- **TASK TO CARRY OUT**: Count how many lines in the material below hold the word "into"; the reply is that number alone.
------------
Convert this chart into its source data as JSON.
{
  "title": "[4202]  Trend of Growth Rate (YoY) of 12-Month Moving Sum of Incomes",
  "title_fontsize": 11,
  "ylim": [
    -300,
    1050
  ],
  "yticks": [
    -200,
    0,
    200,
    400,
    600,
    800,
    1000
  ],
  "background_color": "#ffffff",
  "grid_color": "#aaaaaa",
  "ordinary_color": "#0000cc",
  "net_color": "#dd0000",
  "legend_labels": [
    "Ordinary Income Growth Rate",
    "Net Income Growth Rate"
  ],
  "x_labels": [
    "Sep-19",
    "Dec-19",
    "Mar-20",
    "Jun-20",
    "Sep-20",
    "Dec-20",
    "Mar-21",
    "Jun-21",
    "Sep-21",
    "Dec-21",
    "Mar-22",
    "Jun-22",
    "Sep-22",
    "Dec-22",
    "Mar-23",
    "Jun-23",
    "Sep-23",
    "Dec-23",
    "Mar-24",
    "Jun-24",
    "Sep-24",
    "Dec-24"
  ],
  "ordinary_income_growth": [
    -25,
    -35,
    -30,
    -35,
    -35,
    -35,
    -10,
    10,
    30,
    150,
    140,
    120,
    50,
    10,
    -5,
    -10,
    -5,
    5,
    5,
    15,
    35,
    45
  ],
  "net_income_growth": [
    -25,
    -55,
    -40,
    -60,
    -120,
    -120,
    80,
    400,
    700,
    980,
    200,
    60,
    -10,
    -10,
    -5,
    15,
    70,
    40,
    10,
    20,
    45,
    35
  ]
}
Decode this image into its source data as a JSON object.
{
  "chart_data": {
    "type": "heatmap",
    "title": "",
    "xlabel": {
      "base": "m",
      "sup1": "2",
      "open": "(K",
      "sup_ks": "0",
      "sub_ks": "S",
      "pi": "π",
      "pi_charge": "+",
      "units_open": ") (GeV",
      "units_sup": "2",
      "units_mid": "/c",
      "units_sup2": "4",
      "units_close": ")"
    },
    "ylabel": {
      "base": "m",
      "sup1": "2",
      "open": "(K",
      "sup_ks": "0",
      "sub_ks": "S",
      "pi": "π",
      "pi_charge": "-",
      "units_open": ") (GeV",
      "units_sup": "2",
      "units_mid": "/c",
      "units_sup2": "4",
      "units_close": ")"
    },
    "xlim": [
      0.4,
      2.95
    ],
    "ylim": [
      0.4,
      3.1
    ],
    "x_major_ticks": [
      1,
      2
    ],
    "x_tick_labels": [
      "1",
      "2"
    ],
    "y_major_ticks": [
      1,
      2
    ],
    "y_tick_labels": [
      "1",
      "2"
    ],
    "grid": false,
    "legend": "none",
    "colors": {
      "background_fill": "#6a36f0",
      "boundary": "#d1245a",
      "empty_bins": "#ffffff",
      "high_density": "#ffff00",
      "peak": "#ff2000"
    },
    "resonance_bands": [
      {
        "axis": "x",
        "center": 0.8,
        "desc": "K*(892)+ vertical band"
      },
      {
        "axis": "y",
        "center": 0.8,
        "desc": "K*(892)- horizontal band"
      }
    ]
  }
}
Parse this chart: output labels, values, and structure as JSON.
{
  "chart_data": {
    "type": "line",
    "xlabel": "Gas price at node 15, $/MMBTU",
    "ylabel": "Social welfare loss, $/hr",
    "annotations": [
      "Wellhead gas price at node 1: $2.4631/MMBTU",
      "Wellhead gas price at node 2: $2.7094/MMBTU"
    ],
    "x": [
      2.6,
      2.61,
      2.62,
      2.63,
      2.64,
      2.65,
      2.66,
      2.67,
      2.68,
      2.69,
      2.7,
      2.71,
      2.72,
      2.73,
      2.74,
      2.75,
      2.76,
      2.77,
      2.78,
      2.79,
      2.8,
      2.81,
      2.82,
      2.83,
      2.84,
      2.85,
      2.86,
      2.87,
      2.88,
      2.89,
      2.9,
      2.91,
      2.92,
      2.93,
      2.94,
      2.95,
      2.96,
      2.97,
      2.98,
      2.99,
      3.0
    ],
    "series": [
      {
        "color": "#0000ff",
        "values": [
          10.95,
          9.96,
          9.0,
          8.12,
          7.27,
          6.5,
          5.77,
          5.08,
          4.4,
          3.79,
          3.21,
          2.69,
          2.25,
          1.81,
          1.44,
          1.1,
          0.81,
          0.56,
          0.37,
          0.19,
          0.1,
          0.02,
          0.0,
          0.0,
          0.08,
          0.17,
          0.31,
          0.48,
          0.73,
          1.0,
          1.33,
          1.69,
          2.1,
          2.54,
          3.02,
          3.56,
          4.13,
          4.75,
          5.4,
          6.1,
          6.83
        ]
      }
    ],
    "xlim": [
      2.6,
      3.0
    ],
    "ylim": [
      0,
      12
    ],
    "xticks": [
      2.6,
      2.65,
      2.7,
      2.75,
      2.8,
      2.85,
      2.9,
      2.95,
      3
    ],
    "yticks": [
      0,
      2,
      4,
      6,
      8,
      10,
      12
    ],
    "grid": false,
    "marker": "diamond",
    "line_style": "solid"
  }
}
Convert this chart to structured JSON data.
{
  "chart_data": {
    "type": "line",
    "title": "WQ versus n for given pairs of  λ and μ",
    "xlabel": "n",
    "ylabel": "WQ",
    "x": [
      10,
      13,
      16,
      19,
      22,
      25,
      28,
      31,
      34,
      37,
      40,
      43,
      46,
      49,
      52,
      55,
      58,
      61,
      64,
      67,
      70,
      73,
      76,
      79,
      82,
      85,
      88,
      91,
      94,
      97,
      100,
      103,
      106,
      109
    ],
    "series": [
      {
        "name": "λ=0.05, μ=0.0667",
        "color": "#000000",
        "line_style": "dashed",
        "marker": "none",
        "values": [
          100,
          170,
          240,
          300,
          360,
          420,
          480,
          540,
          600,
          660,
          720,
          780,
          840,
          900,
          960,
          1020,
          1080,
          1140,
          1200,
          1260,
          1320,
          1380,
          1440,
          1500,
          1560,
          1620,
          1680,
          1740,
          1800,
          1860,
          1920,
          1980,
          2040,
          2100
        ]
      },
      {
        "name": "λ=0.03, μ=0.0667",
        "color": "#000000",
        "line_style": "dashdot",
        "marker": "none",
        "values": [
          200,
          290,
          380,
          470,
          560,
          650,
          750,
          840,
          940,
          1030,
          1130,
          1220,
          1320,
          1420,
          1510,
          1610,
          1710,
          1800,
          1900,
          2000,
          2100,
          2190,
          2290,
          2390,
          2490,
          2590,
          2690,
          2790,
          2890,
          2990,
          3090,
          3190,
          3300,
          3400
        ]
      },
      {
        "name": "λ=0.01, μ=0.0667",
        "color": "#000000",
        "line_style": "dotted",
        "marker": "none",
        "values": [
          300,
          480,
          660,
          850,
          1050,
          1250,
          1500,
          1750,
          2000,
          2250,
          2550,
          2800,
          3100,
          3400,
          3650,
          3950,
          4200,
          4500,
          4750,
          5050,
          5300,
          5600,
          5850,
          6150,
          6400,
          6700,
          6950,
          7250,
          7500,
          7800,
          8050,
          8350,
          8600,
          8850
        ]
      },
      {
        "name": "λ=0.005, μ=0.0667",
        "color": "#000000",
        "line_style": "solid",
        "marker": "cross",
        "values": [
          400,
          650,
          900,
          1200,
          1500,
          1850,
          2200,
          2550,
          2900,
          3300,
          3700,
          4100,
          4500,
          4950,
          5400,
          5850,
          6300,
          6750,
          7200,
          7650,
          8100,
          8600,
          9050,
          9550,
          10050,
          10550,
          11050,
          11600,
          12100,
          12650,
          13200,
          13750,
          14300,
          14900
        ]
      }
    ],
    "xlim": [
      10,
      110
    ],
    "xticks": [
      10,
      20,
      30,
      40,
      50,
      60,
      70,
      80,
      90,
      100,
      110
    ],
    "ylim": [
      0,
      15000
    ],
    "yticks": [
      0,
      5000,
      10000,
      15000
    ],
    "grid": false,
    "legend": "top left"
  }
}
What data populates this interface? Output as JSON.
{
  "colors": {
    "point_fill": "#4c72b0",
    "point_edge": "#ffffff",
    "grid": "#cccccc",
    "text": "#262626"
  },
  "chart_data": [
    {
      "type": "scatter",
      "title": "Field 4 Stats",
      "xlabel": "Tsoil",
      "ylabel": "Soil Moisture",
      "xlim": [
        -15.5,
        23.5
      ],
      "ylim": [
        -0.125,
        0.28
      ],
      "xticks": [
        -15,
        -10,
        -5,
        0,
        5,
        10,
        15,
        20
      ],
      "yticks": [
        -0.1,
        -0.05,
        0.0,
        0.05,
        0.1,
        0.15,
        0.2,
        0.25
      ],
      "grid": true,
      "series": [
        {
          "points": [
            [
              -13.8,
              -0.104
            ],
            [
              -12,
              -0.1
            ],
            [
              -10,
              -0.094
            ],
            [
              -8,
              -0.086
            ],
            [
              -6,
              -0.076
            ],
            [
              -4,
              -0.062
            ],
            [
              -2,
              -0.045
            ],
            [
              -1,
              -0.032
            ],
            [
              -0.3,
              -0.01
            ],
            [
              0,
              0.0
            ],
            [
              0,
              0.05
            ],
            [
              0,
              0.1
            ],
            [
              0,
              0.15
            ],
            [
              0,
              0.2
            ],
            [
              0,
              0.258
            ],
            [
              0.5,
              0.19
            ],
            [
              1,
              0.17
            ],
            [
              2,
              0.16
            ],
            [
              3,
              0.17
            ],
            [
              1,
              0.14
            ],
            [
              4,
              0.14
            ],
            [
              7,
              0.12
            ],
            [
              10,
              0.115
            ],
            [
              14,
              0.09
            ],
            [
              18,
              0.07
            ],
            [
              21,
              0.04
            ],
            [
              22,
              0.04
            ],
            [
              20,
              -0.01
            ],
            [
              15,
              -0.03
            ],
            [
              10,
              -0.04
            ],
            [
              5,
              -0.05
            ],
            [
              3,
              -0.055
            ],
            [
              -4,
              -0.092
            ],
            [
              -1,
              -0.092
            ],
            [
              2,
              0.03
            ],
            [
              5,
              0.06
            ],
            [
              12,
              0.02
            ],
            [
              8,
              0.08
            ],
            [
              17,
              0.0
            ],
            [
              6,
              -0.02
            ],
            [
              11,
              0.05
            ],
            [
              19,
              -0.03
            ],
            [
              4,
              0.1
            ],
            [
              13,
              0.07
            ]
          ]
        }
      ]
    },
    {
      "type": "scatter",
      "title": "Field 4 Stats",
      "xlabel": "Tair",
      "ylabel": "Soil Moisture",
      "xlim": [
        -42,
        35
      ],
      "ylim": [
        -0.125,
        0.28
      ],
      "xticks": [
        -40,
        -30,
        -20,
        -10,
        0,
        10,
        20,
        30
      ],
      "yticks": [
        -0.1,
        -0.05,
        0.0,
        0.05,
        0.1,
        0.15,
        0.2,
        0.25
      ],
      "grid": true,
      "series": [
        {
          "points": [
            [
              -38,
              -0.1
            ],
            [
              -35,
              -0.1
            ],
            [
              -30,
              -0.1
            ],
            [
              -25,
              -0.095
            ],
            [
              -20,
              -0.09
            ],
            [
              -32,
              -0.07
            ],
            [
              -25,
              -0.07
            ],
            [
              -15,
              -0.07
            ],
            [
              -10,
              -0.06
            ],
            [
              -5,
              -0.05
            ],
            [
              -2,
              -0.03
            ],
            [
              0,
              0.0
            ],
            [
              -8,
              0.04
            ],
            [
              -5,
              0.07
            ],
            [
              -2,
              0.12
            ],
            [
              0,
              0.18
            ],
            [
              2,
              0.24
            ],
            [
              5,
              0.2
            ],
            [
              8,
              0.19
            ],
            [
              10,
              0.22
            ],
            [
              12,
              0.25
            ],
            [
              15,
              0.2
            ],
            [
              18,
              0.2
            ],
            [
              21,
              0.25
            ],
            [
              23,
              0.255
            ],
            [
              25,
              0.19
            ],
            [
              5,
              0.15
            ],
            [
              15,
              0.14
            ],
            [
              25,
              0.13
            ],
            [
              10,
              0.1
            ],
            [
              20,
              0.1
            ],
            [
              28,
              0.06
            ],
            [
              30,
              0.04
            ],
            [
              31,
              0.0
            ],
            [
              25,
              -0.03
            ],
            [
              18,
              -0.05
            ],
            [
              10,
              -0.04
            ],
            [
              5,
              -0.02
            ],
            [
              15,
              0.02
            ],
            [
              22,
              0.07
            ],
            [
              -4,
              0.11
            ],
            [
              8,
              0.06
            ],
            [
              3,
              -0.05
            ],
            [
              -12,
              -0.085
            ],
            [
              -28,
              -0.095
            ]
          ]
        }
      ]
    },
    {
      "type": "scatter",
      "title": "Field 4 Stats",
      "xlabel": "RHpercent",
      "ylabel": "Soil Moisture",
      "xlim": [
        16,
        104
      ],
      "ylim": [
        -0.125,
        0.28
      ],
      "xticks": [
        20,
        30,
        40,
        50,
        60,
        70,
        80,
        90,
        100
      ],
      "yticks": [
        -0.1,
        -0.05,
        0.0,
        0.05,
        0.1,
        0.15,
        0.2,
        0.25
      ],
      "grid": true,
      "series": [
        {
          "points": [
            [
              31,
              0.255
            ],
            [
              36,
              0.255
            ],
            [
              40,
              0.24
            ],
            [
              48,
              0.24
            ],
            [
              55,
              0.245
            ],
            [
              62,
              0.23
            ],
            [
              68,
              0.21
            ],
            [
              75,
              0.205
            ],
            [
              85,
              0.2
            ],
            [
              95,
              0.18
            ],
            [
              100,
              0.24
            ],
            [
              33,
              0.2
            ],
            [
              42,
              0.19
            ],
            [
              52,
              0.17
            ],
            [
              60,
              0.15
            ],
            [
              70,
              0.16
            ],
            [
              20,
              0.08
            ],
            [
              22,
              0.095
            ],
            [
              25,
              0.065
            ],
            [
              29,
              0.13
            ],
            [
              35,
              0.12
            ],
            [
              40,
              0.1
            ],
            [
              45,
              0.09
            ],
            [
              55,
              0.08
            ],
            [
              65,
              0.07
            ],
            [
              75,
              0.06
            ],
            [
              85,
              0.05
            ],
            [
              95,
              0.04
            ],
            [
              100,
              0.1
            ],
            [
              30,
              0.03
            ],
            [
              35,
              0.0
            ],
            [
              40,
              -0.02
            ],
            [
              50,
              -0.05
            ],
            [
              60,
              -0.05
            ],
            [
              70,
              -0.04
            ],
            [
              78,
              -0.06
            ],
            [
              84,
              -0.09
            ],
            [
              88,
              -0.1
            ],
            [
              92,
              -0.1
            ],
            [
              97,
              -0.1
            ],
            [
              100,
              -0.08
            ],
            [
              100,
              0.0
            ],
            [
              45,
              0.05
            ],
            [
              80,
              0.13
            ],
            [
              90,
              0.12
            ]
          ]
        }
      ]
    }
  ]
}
------------
- **PROBLEM SOLUTION**: 2